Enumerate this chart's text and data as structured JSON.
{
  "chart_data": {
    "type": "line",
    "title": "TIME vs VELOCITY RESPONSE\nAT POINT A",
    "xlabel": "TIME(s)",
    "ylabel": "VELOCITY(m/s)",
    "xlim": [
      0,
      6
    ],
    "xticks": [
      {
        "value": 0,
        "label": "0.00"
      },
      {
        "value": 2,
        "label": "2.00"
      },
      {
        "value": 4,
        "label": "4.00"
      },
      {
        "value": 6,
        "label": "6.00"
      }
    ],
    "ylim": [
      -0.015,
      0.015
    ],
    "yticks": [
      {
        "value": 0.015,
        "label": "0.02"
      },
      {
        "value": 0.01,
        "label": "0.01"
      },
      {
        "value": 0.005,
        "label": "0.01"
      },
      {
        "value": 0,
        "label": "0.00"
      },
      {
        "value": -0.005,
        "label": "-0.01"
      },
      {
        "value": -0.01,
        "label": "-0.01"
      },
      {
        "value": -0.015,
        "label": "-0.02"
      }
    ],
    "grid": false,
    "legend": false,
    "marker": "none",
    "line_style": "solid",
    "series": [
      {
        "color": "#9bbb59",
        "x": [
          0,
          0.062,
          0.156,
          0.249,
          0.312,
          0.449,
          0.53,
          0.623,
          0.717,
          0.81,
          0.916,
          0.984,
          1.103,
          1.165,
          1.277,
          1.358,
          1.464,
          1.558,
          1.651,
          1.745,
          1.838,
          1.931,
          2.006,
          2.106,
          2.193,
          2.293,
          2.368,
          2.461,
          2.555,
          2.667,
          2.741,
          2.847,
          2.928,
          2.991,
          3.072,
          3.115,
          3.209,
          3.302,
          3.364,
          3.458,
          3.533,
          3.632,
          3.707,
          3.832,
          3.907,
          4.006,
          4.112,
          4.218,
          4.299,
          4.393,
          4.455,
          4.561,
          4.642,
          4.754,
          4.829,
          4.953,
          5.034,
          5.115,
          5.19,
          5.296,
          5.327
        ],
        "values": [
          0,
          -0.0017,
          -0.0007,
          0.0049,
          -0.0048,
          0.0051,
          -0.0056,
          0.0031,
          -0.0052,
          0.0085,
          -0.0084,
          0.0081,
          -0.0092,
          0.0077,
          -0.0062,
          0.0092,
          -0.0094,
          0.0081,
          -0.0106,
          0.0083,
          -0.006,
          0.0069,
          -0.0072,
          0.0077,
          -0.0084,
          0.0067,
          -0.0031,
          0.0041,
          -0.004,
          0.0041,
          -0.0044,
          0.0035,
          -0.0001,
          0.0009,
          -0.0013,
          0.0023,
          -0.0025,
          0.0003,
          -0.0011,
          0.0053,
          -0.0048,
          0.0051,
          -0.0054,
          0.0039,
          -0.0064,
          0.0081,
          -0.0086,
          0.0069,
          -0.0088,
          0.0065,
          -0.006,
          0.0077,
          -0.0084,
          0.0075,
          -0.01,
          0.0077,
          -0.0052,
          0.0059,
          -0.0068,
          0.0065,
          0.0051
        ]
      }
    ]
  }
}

**CHALLENGE:**
Repeat all entries. Match them exactly.

**THE RESPONSE:**
Enumerate this chart's text and data as structured JSON.
{
  "chart_data": {
    "type": "line",
    "title": "TIME vs VELOCITY RESPONSE\nAT POINT A",
    "xlabel": "TIME(s)",
    "ylabel": "VELOCITY(m/s)",
    "xlim": [
      0,
      6
    ],
    "xticks": [
      {
        "value": 0,
        "label": "0.00"
      },
      {
        "value": 2,
        "label": "2.00"
      },
      {
        "value": 4,
        "label": "4.00"
      },
      {
        "value": 6,
        "label": "6.00"
      }
    ],
    "ylim": [
      -0.015,
      0.015
    ],
    "yticks": [
      {
        "value": 0.015,
        "label": "0.02"
      },
      {
        "value": 0.01,
        "label": "0.01"
      },
      {
        "value": 0.005,
        "label": "0.01"
      },
      {
        "value": 0,
        "label": "0.00"
      },
      {
        "value": -0.005,
        "label": "-0.01"
      },
      {
        "value": -0.01,
        "label": "-0.01"
      },
      {
        "value": -0.015,
        "label": "-0.02"
      }
    ],
    "grid": false,
    "legend": false,
    "marker": "none",
    "line_style": "solid",
    "series": [
      {
        "color": "#9bbb59",
        "x": [
          0,
          0.062,
          0.156,
          0.249,
          0.312,
          0.449,
          0.53,
          0.623,
          0.717,
          0.81,
          0.916,
          0.984,
          1.103,
          1.165,
          1.277,
          1.358,
          1.464,
          1.558,
          1.651,
          1.745,
          1.838,
          1.931,
          2.006,
          2.106,
          2.193,
          2.293,
          2.368,
          2.461,
          2.555,
          2.667,
          2.741,
          2.847,
          2.928,
          2.991,
          3.072,
          3.115,
          3.209,
          3.302,
          3.364,
          3.458,
          3.533,
          3.632,
          3.707,
          3.832,
          3.907,
          4.006,
          4.112,
          4.218,
          4.299,
          4.393,
          4.455,
          4.561,
          4.642,
          4.754,
          4.829,
          4.953,
          5.034,
          5.115,
          5.19,
          5.296,
          5.327
        ],
        "values": [
          0,
          -0.0017,
          -0.0007,
          0.0049,
          -0.0048,
          0.0051,
          -0.0056,
          0.0031,
          -0.0052,
          0.0085,
          -0.0084,
          0.0081,
          -0.0092,
          0.0077,
          -0.0062,
          0.0092,
          -0.0094,
          0.0081,
          -0.0106,
          0.0083,
          -0.006,
          0.0069,
          -0.0072,
          0.0077,
          -0.0084,
          0.0067,
          -0.0031,
          0.0041,
          -0.004,
          0.0041,
          -0.0044,
          0.0035,
          -0.0001,
          0.0009,
          -0.0013,
          0.0023,
          -0.0025,
          0.0003,
          -0.0011,
          0.0053,
          -0.0048,
          0.0051,
          -0.0054,
          0.0039,
          -0.0064,
          0.0081,
          -0.0086,
          0.0069,
          -0.0088,
          0.0065,
          -0.006,
          0.0077,
          -0.0084,
          0.0075,
          -0.01,
          0.0077,
          -0.0052,
          0.0059,
          -0.0068,
          0.0065,
          0.0051
        ]
      }
    ]
  }
}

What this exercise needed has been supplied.